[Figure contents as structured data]
>>

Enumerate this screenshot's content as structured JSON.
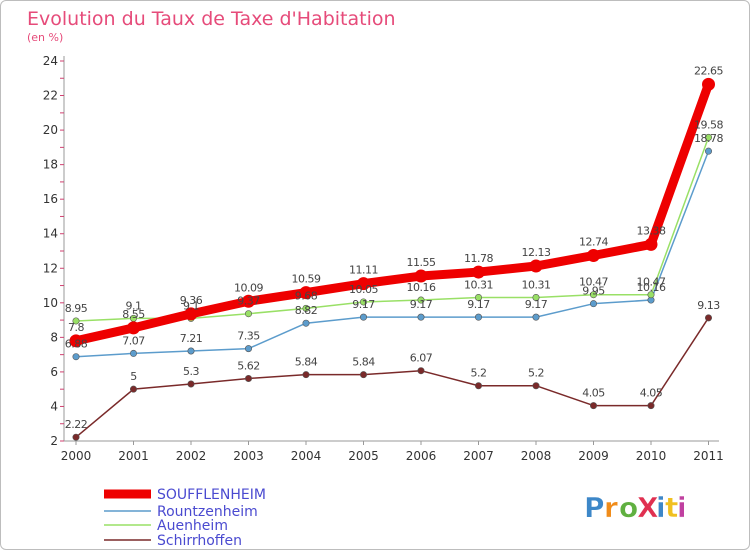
{
  "chart_data": {
    "type": "line",
    "title": "Evolution du Taux de Taxe d'Habitation",
    "subtitle": "(en %)",
    "xlabel": "",
    "ylabel": "",
    "ylim": [
      2,
      24
    ],
    "yticks": [
      "2",
      "4",
      "6",
      "8",
      "10",
      "12",
      "14",
      "16",
      "18",
      "20",
      "22",
      "24"
    ],
    "categories": [
      "2000",
      "2001",
      "2002",
      "2003",
      "2004",
      "2005",
      "2006",
      "2007",
      "2008",
      "2009",
      "2010",
      "2011"
    ],
    "grid": false,
    "legend_position": "bottom-left",
    "series": [
      {
        "name": "SOUFFLENHEIM",
        "color": "#ee0000",
        "values": [
          7.8,
          8.55,
          9.36,
          10.09,
          10.59,
          11.11,
          11.55,
          11.78,
          12.13,
          12.74,
          13.38,
          22.65
        ],
        "labels": [
          "7.8",
          "8.55",
          "9.36",
          "10.09",
          "10.59",
          "11.11",
          "11.55",
          "11.78",
          "12.13",
          "12.74",
          "13.38",
          "22.65"
        ]
      },
      {
        "name": "Rountzenheim",
        "color": "#5c9ccc",
        "values": [
          6.88,
          7.07,
          7.21,
          7.35,
          8.82,
          9.17,
          9.17,
          9.17,
          9.17,
          9.95,
          10.16,
          18.78
        ],
        "labels": [
          "6.88",
          "7.07",
          "7.21",
          "7.35",
          "8.82",
          "9.17",
          "9.17",
          "9.17",
          "9.17",
          "9.95",
          "10.16",
          "18.78"
        ]
      },
      {
        "name": "Auenheim",
        "color": "#99e066",
        "values": [
          8.95,
          9.1,
          9.1,
          9.37,
          9.68,
          10.05,
          10.16,
          10.31,
          10.31,
          10.47,
          10.47,
          19.58
        ],
        "labels": [
          "8.95",
          "9.1",
          "9.1",
          "9.37",
          "9.68",
          "10.05",
          "10.16",
          "10.31",
          "10.31",
          "10.47",
          "10.47",
          "19.58"
        ]
      },
      {
        "name": "Schirrhoffen",
        "color": "#7a2a2a",
        "values": [
          2.22,
          5,
          5.3,
          5.62,
          5.84,
          5.84,
          6.07,
          5.2,
          5.2,
          4.05,
          4.05,
          9.13
        ],
        "labels": [
          "2.22",
          "5",
          "5.3",
          "5.62",
          "5.84",
          "5.84",
          "6.07",
          "5.2",
          "5.2",
          "4.05",
          "4.05",
          "9.13"
        ]
      }
    ]
  },
  "logo": {
    "text": "ProXiti",
    "colors": [
      "#3d87c8",
      "#f08c1a",
      "#60b040",
      "#e03050",
      "#3d87c8",
      "#f0c020",
      "#c040a0"
    ]
  }
}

<<

▶ _TASK OBJECTIVE_
All the records above need to be given again word for word. Skip the pictures.

▶ _REPLY TO THE EXERCISE_
Enumerate this screenshot's content as structured JSON.
{
  "chart_data": {
    "type": "line",
    "title": "Evolution du Taux de Taxe d'Habitation",
    "subtitle": "(en %)",
    "xlabel": "",
    "ylabel": "",
    "ylim": [
      2,
      24
    ],
    "yticks": [
      "2",
      "4",
      "6",
      "8",
      "10",
      "12",
      "14",
      "16",
      "18",
      "20",
      "22",
      "24"
    ],
    "categories": [
      "2000",
      "2001",
      "2002",
      "2003",
      "2004",
      "2005",
      "2006",
      "2007",
      "2008",
      "2009",
      "2010",
      "2011"
    ],
    "grid": false,
    "legend_position": "bottom-left",
    "series": [
      {
        "name": "SOUFFLENHEIM",
        "color": "#ee0000",
        "values": [
          7.8,
          8.55,
          9.36,
          10.09,
          10.59,
          11.11,
          11.55,
          11.78,
          12.13,
          12.74,
          13.38,
          22.65
        ],
        "labels": [
          "7.8",
          "8.55",
          "9.36",
          "10.09",
          "10.59",
          "11.11",
          "11.55",
          "11.78",
          "12.13",
          "12.74",
          "13.38",
          "22.65"
        ]
      },
      {
        "name": "Rountzenheim",
        "color": "#5c9ccc",
        "values": [
          6.88,
          7.07,
          7.21,
          7.35,
          8.82,
          9.17,
          9.17,
          9.17,
          9.17,
          9.95,
          10.16,
          18.78
        ],
        "labels": [
          "6.88",
          "7.07",
          "7.21",
          "7.35",
          "8.82",
          "9.17",
          "9.17",
          "9.17",
          "9.17",
          "9.95",
          "10.16",
          "18.78"
        ]
      },
      {
        "name": "Auenheim",
        "color": "#99e066",
        "values": [
          8.95,
          9.1,
          9.1,
          9.37,
          9.68,
          10.05,
          10.16,
          10.31,
          10.31,
          10.47,
          10.47,
          19.58
        ],
        "labels": [
          "8.95",
          "9.1",
          "9.1",
          "9.37",
          "9.68",
          "10.05",
          "10.16",
          "10.31",
          "10.31",
          "10.47",
          "10.47",
          "19.58"
        ]
      },
      {
        "name": "Schirrhoffen",
        "color": "#7a2a2a",
        "values": [
          2.22,
          5,
          5.3,
          5.62,
          5.84,
          5.84,
          6.07,
          5.2,
          5.2,
          4.05,
          4.05,
          9.13
        ],
        "labels": [
          "2.22",
          "5",
          "5.3",
          "5.62",
          "5.84",
          "5.84",
          "6.07",
          "5.2",
          "5.2",
          "4.05",
          "4.05",
          "9.13"
        ]
      }
    ]
  },
  "logo": {
    "text": "ProXiti",
    "colors": [
      "#3d87c8",
      "#f08c1a",
      "#60b040",
      "#e03050",
      "#3d87c8",
      "#f0c020",
      "#c040a0"
    ]
  }
}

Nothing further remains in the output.